Information given:
---

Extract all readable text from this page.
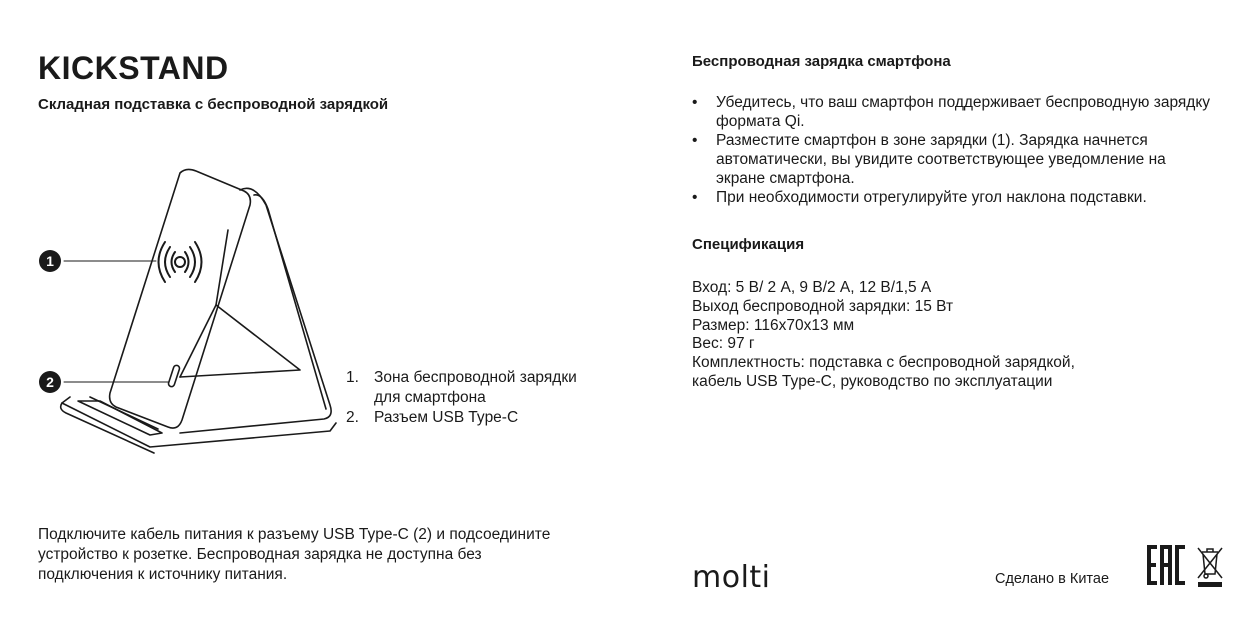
KICKSTAND
Складная подставка с беспроводной зарядкой
1
2	1. Зона беспроводной зарядки для смартфона
2. Разъем USB Type-C

Подключите кабель питания к разъему USB Type-C (2) и подсоедините устройство к розетке. Беспроводная зарядка не доступна без подключения к источнику питания.	molti	Сделано в Китае
Беспроводная зарядка смартфона
•	Убедитесь, что ваш смартфон поддерживает беспроводную зарядку формата Qi.
•	Разместите смартфон в зоне зарядки (1). Зарядка начнется автоматически, вы увидите соответствующее уведомление на экране смартфона.
•	При необходимости отрегулируйте угол наклона подставки.
Спецификация
Вход: 5 В/ 2 А, 9 В/2 А, 12 В/1,5 А
Выход беспроводной зарядки: 15 Вт
Размер: 116x70x13 мм
Вес: 97 г
Комплектность: подставка с беспроводной зарядкой,
кабель USB Type-C, руководство по эксплуатации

---

Pictures stay out; repeat all the rest of the records exactly.

Extract all readable text from this page.
KICKSTAND
Складная подставка с беспроводной зарядкой
1
2	1. Зона беспроводной зарядки для смартфона
2. Разъем USB Type-C

Подключите кабель питания к разъему USB Type-C (2) и подсоедините устройство к розетке. Беспроводная зарядка не доступна без подключения к источнику питания.	molti	Сделано в Китае
Беспроводная зарядка смартфона
•	Убедитесь, что ваш смартфон поддерживает беспроводную зарядку формата Qi.
•	Разместите смартфон в зоне зарядки (1). Зарядка начнется автоматически, вы увидите соответствующее уведомление на экране смартфона.
•	При необходимости отрегулируйте угол наклона подставки.
Спецификация
Вход: 5 В/ 2 А, 9 В/2 А, 12 В/1,5 А
Выход беспроводной зарядки: 15 Вт
Размер: 116x70x13 мм
Вес: 97 г
Комплектность: подставка с беспроводной зарядкой,
кабель USB Type-C, руководство по эксплуатации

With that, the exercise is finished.